# [What is required]
Reproduce the lines of the items verbatim, from the very first line through the line containing "marker-label: Md bbox=[1107, 546, 1176, 602]", inclusive.

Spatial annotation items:
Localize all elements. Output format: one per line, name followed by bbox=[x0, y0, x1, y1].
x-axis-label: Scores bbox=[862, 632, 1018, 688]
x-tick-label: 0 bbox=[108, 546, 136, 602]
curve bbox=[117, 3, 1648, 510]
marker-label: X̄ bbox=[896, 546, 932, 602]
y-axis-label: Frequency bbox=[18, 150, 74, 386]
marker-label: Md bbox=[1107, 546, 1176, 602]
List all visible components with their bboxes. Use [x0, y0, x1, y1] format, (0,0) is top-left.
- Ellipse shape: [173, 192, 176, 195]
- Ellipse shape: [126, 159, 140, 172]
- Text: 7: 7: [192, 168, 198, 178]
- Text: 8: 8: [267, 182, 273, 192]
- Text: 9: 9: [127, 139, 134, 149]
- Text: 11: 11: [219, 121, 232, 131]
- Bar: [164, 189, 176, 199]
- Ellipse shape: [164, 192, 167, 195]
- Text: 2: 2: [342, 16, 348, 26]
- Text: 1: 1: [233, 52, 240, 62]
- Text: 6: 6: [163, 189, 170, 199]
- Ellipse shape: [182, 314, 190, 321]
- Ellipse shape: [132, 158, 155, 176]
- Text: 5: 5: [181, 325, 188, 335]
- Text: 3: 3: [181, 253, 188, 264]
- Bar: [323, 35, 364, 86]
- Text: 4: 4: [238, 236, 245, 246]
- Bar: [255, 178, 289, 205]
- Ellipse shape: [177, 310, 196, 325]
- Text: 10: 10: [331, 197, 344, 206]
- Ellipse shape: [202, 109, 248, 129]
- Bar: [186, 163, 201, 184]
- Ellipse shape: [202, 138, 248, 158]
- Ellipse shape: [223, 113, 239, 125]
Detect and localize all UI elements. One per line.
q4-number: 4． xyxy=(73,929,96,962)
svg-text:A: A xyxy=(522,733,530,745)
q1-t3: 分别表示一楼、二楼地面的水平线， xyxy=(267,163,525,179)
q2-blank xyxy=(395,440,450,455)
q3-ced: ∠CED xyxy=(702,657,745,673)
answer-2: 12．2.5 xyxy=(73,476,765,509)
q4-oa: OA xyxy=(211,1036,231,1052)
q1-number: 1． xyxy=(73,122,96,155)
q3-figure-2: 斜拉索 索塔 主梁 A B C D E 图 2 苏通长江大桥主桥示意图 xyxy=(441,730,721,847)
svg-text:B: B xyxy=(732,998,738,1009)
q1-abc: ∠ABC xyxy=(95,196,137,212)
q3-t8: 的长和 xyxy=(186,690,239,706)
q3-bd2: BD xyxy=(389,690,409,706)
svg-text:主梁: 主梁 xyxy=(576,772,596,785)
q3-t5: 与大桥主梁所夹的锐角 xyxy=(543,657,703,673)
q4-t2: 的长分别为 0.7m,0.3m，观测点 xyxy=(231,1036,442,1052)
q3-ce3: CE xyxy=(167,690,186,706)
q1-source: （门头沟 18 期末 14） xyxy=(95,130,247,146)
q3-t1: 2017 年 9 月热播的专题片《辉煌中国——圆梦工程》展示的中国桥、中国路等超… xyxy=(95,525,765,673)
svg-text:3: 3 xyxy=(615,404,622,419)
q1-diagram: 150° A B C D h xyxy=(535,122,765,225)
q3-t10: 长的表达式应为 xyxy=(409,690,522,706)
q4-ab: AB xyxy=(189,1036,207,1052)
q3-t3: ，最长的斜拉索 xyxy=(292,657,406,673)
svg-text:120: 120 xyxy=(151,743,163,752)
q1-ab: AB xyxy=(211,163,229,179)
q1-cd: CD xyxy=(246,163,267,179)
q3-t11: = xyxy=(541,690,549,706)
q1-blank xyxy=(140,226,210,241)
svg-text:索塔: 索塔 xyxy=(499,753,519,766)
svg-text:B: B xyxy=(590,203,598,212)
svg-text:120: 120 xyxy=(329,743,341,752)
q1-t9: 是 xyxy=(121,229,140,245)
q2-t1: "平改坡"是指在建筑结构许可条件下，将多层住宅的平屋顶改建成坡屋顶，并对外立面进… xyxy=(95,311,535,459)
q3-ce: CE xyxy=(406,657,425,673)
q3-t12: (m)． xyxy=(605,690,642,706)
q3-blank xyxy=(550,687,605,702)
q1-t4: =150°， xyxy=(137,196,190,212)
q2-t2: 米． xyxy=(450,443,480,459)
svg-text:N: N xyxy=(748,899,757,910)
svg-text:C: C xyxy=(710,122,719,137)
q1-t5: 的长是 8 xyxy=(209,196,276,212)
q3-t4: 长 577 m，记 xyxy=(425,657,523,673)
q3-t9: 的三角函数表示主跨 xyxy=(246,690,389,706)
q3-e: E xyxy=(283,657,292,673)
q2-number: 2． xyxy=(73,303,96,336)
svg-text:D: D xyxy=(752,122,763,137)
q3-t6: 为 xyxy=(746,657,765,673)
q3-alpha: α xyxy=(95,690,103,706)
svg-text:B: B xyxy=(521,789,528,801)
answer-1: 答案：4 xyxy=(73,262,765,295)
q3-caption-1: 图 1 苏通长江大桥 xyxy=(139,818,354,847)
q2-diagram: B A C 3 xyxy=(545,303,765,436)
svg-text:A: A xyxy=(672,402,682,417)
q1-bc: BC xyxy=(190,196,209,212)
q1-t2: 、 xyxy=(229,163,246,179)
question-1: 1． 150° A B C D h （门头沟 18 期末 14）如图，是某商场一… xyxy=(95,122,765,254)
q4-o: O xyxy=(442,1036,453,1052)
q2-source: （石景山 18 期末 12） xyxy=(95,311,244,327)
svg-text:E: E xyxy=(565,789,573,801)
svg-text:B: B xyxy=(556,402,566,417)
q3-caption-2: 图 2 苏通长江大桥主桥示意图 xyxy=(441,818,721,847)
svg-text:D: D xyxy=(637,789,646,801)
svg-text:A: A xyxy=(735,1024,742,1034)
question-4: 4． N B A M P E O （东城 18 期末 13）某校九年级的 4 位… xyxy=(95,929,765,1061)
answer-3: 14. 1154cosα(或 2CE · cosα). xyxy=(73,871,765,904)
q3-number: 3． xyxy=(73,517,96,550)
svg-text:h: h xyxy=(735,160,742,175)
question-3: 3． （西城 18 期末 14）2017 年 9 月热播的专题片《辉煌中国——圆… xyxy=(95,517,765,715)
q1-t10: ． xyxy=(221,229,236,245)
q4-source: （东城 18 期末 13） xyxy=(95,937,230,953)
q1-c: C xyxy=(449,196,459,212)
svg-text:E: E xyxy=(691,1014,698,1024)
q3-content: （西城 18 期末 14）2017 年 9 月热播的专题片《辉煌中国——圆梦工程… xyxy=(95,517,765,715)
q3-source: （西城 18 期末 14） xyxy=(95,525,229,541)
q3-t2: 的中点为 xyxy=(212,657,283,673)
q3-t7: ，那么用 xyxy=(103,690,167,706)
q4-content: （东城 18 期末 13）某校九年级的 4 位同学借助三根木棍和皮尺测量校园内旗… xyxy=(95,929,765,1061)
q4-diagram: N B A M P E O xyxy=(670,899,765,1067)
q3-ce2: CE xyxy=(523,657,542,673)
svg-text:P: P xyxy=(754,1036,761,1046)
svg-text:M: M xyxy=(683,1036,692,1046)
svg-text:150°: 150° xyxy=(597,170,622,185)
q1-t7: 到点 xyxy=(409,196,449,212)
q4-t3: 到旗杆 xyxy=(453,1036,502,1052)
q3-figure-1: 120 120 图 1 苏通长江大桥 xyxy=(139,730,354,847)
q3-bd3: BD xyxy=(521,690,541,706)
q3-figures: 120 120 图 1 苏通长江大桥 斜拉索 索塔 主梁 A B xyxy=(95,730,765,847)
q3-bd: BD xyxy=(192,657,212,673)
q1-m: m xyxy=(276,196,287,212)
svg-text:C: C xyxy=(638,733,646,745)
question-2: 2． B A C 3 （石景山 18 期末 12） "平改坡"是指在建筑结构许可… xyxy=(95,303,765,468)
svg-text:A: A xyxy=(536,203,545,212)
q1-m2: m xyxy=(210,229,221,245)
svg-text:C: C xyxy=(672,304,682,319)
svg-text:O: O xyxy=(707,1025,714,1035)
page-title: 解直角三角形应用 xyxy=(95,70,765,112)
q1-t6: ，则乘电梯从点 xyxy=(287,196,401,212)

# [Answer]
Localize all elements. Output format: one per line, name followed by bbox=[x0, y0, x1, y1].
x-axis-label: Scores bbox=[862, 632, 1018, 688]
x-tick-label: 0 bbox=[108, 546, 136, 602]
curve bbox=[117, 3, 1648, 510]
marker-label: X̄ bbox=[896, 546, 932, 602]
y-axis-label: Frequency bbox=[18, 150, 74, 386]
marker-label: Md bbox=[1107, 546, 1176, 602]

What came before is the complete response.